WHAT TO PRODUCE: Reproduce all entries precisely as they are written.
===== DATA PROVIDED =====
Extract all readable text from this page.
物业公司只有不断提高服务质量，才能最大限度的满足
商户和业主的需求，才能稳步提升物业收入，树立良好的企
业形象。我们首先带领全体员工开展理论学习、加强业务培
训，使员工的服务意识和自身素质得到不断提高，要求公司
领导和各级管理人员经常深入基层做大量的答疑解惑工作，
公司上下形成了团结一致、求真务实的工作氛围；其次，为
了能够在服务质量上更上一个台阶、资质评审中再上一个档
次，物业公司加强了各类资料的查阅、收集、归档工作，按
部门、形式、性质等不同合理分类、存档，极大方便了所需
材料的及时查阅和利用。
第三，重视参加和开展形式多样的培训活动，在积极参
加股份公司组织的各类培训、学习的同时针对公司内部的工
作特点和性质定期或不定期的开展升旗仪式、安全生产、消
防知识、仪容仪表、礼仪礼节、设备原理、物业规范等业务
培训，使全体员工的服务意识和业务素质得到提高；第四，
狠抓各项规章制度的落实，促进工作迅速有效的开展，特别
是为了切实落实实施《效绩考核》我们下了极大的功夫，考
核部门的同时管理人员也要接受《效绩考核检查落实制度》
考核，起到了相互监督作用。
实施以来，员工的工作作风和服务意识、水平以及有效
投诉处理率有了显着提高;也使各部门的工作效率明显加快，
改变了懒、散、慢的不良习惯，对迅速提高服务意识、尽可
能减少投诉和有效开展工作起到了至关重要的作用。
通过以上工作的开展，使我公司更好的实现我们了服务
=====
RESULT OF THIS EXERCISE:
Extract all readable text from this page.
物业公司只有不断提高服务质量，才能最大限度的满足
商户和业主的需求，才能稳步提升物业收入，树立良好的企
业形象。我们首先带领全体员工开展理论学习、加强业务培
训，使员工的服务意识和自身素质得到不断提高，要求公司
领导和各级管理人员经常深入基层做大量的答疑解惑工作，
公司上下形成了团结一致、求真务实的工作氛围；其次，为
了能够在服务质量上更上一个台阶、资质评审中再上一个档
次，物业公司加强了各类资料的查阅、收集、归档工作，按
部门、形式、性质等不同合理分类、存档，极大方便了所需
材料的及时查阅和利用。
第三，重视参加和开展形式多样的培训活动，在积极参
加股份公司组织的各类培训、学习的同时针对公司内部的工
作特点和性质定期或不定期的开展升旗仪式、安全生产、消
防知识、仪容仪表、礼仪礼节、设备原理、物业规范等业务
培训，使全体员工的服务意识和业务素质得到提高；第四，
狠抓各项规章制度的落实，促进工作迅速有效的开展，特别
是为了切实落实实施《效绩考核》我们下了极大的功夫，考
核部门的同时管理人员也要接受《效绩考核检查落实制度》
考核，起到了相互监督作用。
实施以来，员工的工作作风和服务意识、水平以及有效
投诉处理率有了显着提高;也使各部门的工作效率明显加快，
改变了懒、散、慢的不良习惯，对迅速提高服务意识、尽可
能减少投诉和有效开展工作起到了至关重要的作用。
通过以上工作的开展，使我公司更好的实现我们了服务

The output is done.